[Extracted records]
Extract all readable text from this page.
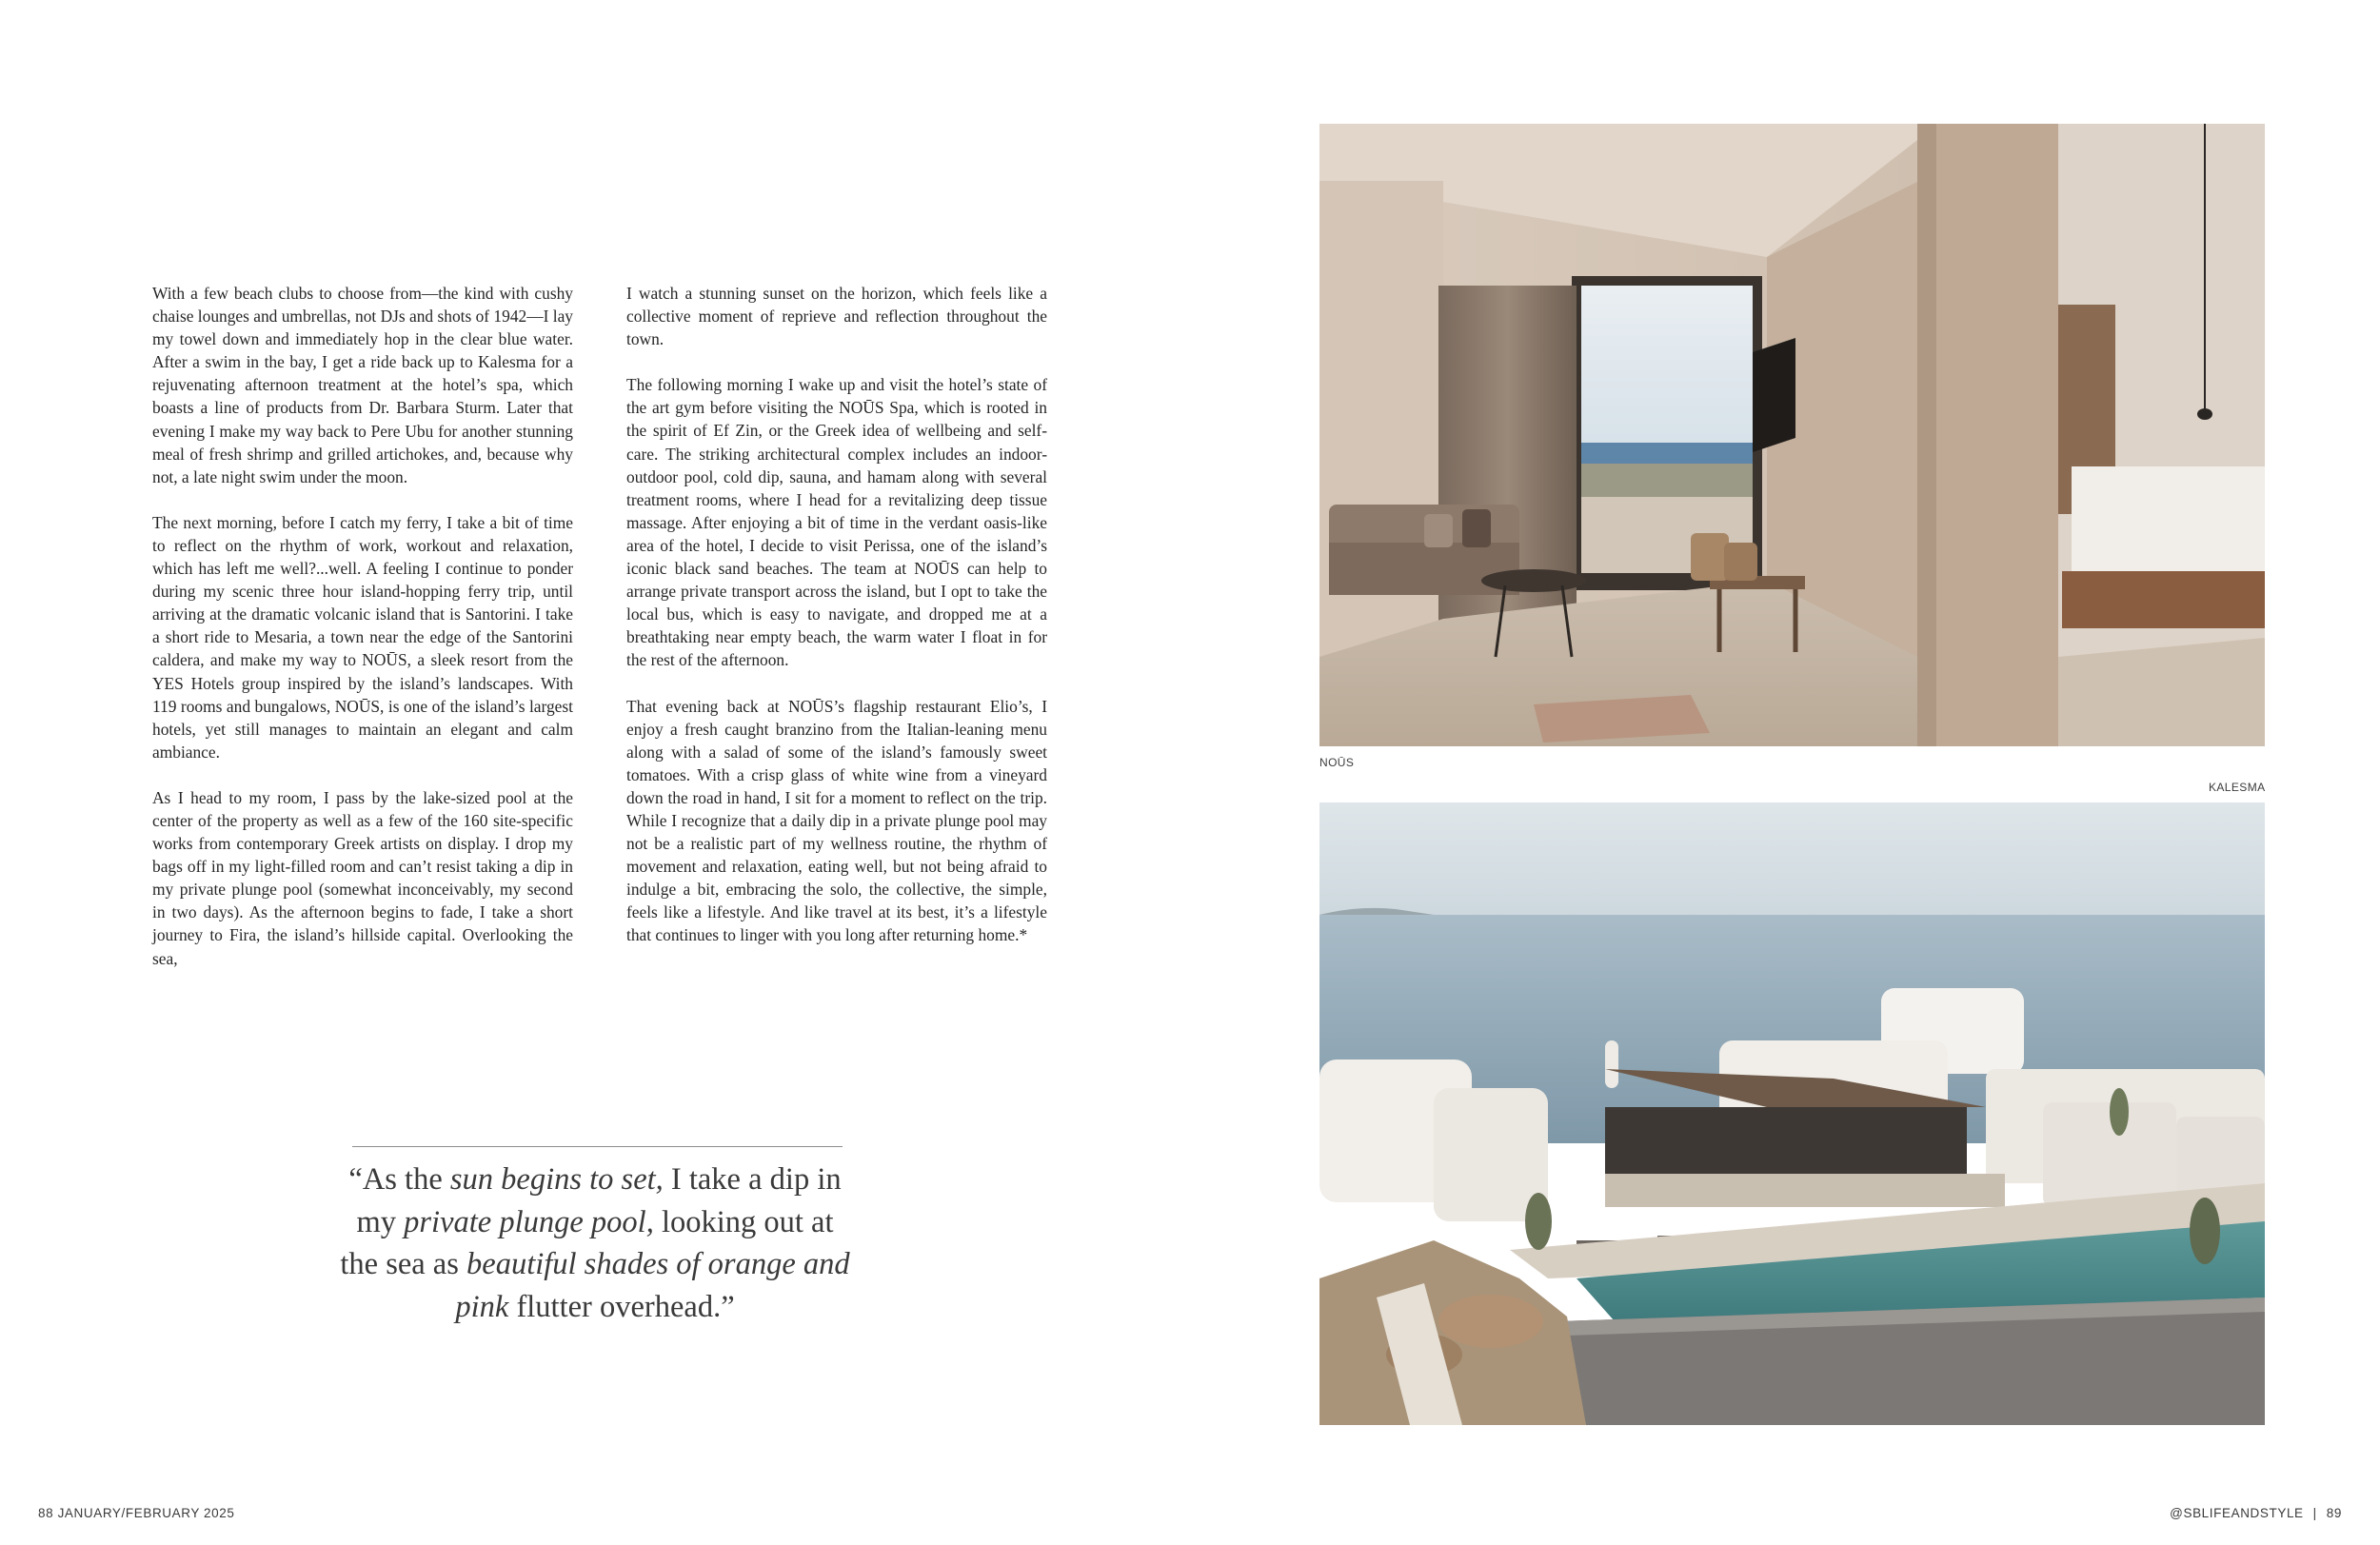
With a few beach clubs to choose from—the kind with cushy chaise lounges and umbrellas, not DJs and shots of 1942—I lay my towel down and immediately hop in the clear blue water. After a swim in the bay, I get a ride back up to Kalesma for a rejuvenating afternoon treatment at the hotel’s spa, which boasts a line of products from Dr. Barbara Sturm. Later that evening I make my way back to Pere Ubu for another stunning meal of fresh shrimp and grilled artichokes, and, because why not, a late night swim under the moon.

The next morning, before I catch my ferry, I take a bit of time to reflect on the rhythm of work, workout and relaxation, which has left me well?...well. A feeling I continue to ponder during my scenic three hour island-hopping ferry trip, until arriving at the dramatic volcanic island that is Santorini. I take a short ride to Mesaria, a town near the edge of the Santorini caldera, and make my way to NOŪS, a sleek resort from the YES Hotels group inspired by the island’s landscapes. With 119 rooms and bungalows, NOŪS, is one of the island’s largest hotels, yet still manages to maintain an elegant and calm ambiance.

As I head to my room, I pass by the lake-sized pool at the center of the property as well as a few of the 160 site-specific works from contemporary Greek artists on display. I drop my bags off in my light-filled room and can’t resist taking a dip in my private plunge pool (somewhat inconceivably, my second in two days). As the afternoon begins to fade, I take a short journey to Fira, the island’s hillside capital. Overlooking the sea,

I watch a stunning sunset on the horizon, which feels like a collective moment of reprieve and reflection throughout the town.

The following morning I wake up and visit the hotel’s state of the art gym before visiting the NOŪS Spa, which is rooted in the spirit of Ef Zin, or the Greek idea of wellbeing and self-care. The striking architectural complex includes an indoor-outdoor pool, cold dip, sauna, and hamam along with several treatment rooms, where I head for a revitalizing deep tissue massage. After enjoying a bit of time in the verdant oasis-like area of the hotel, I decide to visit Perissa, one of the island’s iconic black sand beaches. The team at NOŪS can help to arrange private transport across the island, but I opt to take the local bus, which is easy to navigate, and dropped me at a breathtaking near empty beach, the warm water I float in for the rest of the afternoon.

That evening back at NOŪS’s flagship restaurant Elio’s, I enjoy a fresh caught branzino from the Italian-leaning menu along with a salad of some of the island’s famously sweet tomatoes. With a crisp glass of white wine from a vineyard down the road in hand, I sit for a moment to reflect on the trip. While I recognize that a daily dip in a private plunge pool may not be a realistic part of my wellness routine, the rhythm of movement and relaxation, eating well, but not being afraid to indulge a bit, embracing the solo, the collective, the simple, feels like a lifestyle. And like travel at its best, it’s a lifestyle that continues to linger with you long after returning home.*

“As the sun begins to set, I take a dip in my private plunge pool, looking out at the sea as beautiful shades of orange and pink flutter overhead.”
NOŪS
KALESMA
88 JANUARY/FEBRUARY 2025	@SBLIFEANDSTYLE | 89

▶ SHORT EXERCISE
Go through the listing above and write it all out exactly, leaving out any picture.

▶ FINISHED TASK
Extract all readable text from this page.
With a few beach clubs to choose from—the kind with cushy chaise lounges and umbrellas, not DJs and shots of 1942—I lay my towel down and immediately hop in the clear blue water. After a swim in the bay, I get a ride back up to Kalesma for a rejuvenating afternoon treatment at the hotel’s spa, which boasts a line of products from Dr. Barbara Sturm. Later that evening I make my way back to Pere Ubu for another stunning meal of fresh shrimp and grilled artichokes, and, because why not, a late night swim under the moon.

The next morning, before I catch my ferry, I take a bit of time to reflect on the rhythm of work, workout and relaxation, which has left me well?...well. A feeling I continue to ponder during my scenic three hour island-hopping ferry trip, until arriving at the dramatic volcanic island that is Santorini. I take a short ride to Mesaria, a town near the edge of the Santorini caldera, and make my way to NOŪS, a sleek resort from the YES Hotels group inspired by the island’s landscapes. With 119 rooms and bungalows, NOŪS, is one of the island’s largest hotels, yet still manages to maintain an elegant and calm ambiance.

As I head to my room, I pass by the lake-sized pool at the center of the property as well as a few of the 160 site-specific works from contemporary Greek artists on display. I drop my bags off in my light-filled room and can’t resist taking a dip in my private plunge pool (somewhat inconceivably, my second in two days). As the afternoon begins to fade, I take a short journey to Fira, the island’s hillside capital. Overlooking the sea,

I watch a stunning sunset on the horizon, which feels like a collective moment of reprieve and reflection throughout the town.

The following morning I wake up and visit the hotel’s state of the art gym before visiting the NOŪS Spa, which is rooted in the spirit of Ef Zin, or the Greek idea of wellbeing and self-care. The striking architectural complex includes an indoor-outdoor pool, cold dip, sauna, and hamam along with several treatment rooms, where I head for a revitalizing deep tissue massage. After enjoying a bit of time in the verdant oasis-like area of the hotel, I decide to visit Perissa, one of the island’s iconic black sand beaches. The team at NOŪS can help to arrange private transport across the island, but I opt to take the local bus, which is easy to navigate, and dropped me at a breathtaking near empty beach, the warm water I float in for the rest of the afternoon.

That evening back at NOŪS’s flagship restaurant Elio’s, I enjoy a fresh caught branzino from the Italian-leaning menu along with a salad of some of the island’s famously sweet tomatoes. With a crisp glass of white wine from a vineyard down the road in hand, I sit for a moment to reflect on the trip. While I recognize that a daily dip in a private plunge pool may not be a realistic part of my wellness routine, the rhythm of movement and relaxation, eating well, but not being afraid to indulge a bit, embracing the solo, the collective, the simple, feels like a lifestyle. And like travel at its best, it’s a lifestyle that continues to linger with you long after returning home.*

“As the sun begins to set, I take a dip in my private plunge pool, looking out at the sea as beautiful shades of orange and pink flutter overhead.”
NOŪS
KALESMA
88 JANUARY/FEBRUARY 2025	@SBLIFEANDSTYLE | 89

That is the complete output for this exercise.